DOCUMENT SECTION:
((
# From Plastics to Prognosis: ANO4 Susceptibility Links Phthalate Exposure to Prostate Cancer Progression

**Authors:** Chi-Fen Chang, Shu-Pin Huang, Yei-Tsung Chen, Lih-Chyang Chen, Chao-Yuan Huang, Chia-Cheng Yu, Victor C. Lin, Te-Ling Lu, Bo-Ying Bao

PMC · DOI: 10.3390/diagnostics16050794 · Diagnostics · 2026-03-07

## TL;DR

This study links phthalate exposure and genetic variation in ANO4 to prostate cancer progression, suggesting a gene-environment interaction.

## Contribution

The study identifies ANO4 as a novel mediator linking phthalate exposure and prostate cancer progression through focal adhesion dysregulation.

## Key findings

- MEHP exposure suppresses focal adhesion and cell–matrix interaction pathways in prostate epithelial cells.
- ANO4 variants are associated with improved survival outcomes in prostate cancer patients.
- Low ANO4 expression correlates with enhanced cell cycle activity and poor prostate cancer prognosis.

## Abstract

Background/Objective: Di-2-ethylhexyl phthalate and its bioactive metabolite mono-2-ethylhexyl phthalate (MEHP) are ubiquitous endocrine-disrupting chemicals implicated in carcinogenesis. However, the molecular mechanisms linking MEHP exposure, host genetic susceptibility, and prostate cancer progression remain incompletely defined. Methods: We integrated transcriptomic profiling of MEHP-exposed human prostate epithelial cells with a genetic association study of 630 patients with prostate cancer receiving androgen deprivation therapy. MEHP-responsive genes were identified from public microarray datasets and subjected to pathway enrichment analyses. Germline single-nucleotide polymorphisms (SNPs) in MEHP-regulated genes were evaluated for their association with progression-free survival, overall survival, and cancer-specific survival. The clinical and functional relevance of the key genes was further assessed using large-scale public prostate cancer expression datasets. Results: MEHP exposure induced widespread transcriptional reprogramming, prominently suppressing focal adhesion and cell–matrix interaction pathways. Genetic analyses identified multiple prognostically relevant SNPs within MEHP-responsive genes, with anoctamin 4 (ANO4) variants showing consistent associations across all clinical endpoints. The minor allele of rs17485225 in ANO4 was significantly associated with reduced all-cause and prostate cancer-specific mortality. Pooled analyses revealed reduced ANO4 expression levels in prostate cancer tissues and improved survival in patients with high ANO4 expression levels. Pathway analyses linked low ANO4 expression levels with enhanced cell cycle activity and compromised cell adhesion. Conclusions: Our findings suggest that ANO4 may act as a mediator of MEHP-associated prostate cancer progression and support a gene–environment interaction model in which environmental toxicant exposure and germline variation converge on focal adhesion dysregulation to potentially contribute to aggressive disease.
))
GIVEN RECORDS:
((
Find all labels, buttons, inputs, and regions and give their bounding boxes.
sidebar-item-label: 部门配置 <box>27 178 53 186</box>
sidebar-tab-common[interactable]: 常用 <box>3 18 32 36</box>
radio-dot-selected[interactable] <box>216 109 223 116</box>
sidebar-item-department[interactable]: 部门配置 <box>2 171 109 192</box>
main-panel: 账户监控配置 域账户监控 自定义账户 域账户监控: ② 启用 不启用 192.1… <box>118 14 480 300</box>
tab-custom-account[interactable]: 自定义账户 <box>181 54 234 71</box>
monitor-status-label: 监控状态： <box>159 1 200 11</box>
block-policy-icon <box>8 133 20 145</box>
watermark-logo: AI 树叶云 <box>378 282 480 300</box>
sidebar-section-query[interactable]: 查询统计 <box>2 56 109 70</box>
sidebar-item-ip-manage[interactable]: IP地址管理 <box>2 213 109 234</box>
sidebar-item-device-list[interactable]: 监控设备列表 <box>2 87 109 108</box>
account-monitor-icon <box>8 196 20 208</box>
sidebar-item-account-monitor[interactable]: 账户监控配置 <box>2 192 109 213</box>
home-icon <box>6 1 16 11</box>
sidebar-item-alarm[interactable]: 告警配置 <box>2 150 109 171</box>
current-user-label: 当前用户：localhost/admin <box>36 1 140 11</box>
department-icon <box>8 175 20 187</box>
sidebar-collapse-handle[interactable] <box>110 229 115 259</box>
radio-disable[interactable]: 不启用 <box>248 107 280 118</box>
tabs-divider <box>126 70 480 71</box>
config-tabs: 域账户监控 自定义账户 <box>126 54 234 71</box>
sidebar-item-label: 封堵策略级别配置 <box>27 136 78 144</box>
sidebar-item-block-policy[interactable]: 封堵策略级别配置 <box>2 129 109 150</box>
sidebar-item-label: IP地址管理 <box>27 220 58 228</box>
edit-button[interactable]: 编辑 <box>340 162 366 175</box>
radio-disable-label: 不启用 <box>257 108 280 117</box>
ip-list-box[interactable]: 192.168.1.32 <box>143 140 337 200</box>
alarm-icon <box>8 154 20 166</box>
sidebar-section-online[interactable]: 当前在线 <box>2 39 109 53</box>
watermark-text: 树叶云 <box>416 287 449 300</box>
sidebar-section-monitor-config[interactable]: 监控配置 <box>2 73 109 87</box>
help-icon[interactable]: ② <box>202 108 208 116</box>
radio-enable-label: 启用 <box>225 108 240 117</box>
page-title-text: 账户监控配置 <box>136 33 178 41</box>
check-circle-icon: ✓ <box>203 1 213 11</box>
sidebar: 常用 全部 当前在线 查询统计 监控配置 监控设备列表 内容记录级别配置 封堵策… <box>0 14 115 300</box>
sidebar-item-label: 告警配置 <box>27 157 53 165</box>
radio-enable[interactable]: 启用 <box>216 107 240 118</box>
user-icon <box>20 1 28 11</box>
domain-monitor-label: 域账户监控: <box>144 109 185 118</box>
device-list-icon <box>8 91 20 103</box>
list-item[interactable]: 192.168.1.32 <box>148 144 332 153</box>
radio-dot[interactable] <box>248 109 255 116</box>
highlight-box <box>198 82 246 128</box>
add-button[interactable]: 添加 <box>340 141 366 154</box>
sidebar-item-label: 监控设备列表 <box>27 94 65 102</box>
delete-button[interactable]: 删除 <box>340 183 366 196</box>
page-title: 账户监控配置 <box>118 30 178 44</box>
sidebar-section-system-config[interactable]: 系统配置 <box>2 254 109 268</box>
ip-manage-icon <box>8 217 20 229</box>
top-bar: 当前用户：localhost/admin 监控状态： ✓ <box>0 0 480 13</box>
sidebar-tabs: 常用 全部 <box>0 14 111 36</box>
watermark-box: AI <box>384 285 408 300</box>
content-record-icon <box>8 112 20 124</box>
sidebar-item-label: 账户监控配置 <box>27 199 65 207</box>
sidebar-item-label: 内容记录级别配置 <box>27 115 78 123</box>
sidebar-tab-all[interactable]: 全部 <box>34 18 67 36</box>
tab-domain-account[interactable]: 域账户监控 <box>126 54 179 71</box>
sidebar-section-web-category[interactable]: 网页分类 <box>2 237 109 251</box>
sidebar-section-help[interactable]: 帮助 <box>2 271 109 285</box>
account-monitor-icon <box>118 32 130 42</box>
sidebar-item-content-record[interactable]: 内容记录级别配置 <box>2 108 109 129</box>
))
DIRECTIONS:
a. In the prostate cancer study summary, how many patients receiving androgen deprivation therapy were included in the genetic association study?
b. Please carry the prostate cancer study summary on past its final sentence.

ANSWERS FOR THE EXERCISE:
a. 630 patients.

b.
## Linked entities

- **Genes:** ANO4 (anoctamin 4) [NCBI Gene 121601], ANO4 (anoctamin 4) [NCBI Gene 121601]
- **Chemicals:** di-2-ethylhexyl phthalate (PubChem CID 8343), mono-2-ethylhexyl phthalate (PubChem CID 20393), MEHP (PubChem CID 20393)
- **Diseases:** prostate cancer (MONDO:0005159)

## Full-text entities

- **Genes:** ANO4 (anoctamin 4) [NCBI Gene 121601] {aka TMEM16D}
- **Diseases:** Prostate Cancer (MESH:D011471), disease (MESH:D004194), cancer (MESH:D009369), carcinogenesis (MESH:D063646)
- **Chemicals:** Phthalate (MESH:C032279), Di-2-ethylhexyl phthalate (MESH:D004051), MEHP (MESH:C016599)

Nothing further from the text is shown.